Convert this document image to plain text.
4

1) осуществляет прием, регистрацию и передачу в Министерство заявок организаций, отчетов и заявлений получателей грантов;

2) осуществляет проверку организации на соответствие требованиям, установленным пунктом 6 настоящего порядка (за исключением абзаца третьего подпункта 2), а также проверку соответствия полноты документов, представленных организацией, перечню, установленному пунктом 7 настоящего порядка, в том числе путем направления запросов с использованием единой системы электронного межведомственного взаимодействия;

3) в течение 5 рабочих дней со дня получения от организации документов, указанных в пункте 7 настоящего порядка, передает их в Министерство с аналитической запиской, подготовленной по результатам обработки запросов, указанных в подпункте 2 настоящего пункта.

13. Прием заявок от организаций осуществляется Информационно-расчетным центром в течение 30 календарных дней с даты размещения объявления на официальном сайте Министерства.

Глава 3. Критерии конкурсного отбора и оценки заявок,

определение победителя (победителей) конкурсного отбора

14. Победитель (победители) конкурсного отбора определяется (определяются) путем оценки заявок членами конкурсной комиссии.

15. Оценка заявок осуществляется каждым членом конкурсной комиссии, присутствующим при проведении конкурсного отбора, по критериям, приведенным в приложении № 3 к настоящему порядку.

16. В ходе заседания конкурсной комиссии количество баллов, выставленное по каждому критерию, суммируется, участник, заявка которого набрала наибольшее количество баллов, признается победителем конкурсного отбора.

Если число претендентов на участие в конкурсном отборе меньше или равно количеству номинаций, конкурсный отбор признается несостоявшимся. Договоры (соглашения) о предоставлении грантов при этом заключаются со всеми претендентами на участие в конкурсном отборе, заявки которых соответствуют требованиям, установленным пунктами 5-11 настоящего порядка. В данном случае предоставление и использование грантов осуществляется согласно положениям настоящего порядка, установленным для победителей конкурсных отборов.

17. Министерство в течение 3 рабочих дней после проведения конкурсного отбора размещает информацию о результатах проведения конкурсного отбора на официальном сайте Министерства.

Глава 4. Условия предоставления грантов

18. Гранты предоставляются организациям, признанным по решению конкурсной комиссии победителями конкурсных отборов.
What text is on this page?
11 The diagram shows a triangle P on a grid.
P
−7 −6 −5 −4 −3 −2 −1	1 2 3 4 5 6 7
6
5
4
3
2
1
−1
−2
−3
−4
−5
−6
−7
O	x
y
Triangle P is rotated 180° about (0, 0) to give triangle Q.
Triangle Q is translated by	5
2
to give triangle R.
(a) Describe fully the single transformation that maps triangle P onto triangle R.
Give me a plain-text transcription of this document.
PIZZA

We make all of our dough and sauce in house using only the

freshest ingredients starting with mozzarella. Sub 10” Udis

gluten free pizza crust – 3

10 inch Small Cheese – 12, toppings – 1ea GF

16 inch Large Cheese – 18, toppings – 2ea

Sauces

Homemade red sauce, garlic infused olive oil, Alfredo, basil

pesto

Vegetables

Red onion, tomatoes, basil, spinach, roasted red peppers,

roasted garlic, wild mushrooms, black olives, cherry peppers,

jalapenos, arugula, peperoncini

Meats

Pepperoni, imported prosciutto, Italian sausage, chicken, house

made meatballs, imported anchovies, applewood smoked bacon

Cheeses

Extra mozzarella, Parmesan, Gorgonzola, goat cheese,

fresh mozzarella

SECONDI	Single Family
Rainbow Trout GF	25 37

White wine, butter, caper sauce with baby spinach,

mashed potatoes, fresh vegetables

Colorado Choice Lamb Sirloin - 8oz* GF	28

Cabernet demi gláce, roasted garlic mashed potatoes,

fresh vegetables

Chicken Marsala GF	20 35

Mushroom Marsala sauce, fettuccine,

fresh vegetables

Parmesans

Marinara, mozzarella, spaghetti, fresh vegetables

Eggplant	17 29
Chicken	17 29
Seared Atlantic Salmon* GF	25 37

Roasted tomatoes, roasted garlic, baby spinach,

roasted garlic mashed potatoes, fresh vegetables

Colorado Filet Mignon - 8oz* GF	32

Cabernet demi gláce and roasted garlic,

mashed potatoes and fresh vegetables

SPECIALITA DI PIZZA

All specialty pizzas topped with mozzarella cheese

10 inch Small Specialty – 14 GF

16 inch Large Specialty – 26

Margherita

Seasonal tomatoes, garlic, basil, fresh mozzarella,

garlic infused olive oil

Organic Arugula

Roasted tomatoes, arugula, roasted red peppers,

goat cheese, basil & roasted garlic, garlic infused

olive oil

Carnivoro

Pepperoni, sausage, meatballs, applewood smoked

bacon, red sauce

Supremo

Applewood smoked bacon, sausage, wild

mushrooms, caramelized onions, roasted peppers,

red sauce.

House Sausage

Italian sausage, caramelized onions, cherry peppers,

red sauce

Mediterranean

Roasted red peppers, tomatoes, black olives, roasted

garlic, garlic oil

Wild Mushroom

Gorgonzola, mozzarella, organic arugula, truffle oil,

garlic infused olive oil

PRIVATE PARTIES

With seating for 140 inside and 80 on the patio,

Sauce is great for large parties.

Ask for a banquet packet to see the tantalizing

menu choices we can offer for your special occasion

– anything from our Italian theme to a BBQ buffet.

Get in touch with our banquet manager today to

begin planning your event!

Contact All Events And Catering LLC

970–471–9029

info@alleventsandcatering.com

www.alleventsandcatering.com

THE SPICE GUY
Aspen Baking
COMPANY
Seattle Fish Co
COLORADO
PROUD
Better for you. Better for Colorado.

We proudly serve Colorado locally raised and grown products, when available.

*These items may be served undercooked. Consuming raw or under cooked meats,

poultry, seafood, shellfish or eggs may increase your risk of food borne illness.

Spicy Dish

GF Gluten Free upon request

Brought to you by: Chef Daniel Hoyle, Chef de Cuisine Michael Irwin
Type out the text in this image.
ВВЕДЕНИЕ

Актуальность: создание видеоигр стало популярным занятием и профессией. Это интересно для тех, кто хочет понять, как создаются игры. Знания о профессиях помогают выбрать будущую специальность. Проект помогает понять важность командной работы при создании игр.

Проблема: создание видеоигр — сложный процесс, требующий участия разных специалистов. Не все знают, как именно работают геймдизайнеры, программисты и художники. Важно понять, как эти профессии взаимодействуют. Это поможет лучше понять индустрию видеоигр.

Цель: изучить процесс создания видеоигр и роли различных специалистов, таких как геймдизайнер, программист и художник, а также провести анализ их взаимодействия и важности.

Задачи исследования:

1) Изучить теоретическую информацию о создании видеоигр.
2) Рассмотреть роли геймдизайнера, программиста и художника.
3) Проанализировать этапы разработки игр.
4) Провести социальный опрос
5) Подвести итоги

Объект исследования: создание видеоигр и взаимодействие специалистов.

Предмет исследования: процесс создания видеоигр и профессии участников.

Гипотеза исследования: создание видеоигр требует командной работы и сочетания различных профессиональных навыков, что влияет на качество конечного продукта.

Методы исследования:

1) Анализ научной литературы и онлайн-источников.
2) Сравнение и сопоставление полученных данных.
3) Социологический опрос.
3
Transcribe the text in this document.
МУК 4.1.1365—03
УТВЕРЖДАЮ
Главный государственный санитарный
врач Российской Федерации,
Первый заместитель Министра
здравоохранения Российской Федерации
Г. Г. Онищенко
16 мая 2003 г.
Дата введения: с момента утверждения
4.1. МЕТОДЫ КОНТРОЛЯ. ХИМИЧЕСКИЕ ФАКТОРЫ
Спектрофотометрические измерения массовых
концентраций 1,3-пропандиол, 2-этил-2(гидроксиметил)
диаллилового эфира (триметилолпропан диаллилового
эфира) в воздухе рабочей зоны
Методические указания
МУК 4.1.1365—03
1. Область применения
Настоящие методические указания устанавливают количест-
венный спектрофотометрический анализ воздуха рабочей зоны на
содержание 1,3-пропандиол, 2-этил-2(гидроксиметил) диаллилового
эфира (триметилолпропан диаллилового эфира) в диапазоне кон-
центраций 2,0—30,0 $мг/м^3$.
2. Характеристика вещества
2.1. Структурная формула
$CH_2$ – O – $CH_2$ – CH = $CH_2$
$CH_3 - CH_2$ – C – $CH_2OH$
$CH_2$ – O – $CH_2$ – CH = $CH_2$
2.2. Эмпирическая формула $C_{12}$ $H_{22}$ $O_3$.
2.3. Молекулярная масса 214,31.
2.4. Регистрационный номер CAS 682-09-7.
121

:::::

### Task brief
Of the lines in this material, state how many hold the string "your". Write no other words.

### Completed exercise
3